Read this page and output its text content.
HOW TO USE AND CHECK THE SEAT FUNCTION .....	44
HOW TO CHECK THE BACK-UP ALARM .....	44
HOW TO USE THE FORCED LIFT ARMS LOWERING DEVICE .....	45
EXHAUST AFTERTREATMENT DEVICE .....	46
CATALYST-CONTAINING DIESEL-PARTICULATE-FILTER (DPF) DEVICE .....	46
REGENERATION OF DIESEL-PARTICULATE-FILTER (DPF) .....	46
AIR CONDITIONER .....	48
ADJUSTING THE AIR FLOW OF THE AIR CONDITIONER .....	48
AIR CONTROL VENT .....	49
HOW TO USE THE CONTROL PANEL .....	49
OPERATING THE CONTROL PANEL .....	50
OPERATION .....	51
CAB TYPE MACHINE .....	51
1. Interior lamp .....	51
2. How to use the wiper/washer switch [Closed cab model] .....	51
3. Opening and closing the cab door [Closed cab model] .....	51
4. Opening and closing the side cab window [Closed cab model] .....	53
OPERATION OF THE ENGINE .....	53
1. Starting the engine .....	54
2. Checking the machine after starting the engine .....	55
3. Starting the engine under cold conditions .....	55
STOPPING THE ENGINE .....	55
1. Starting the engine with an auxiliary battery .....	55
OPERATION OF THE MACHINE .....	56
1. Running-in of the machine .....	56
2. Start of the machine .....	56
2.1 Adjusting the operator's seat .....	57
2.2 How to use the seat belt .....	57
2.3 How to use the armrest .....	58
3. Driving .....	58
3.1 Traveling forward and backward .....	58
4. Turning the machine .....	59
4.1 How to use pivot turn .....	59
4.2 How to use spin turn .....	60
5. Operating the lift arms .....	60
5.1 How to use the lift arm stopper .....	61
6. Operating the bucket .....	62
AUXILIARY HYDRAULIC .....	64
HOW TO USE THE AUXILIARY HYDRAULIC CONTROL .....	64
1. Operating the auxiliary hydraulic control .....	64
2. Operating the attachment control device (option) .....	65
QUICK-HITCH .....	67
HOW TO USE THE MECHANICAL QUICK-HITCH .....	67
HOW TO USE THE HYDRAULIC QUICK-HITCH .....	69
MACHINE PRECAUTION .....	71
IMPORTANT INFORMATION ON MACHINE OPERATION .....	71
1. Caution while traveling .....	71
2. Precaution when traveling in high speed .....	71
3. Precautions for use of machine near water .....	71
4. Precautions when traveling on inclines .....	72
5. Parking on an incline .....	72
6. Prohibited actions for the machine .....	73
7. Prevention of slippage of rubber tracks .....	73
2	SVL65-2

********

Exercise
Find the lines containing "Closed" and list every one of them.

Answer to the exercise
2. How to use the wiper/washer switch [Closed cab model] .....	51
3. Opening and closing the cab door [Closed cab model] .....	51
4. Opening and closing the side cab window [Closed cab model] .....	53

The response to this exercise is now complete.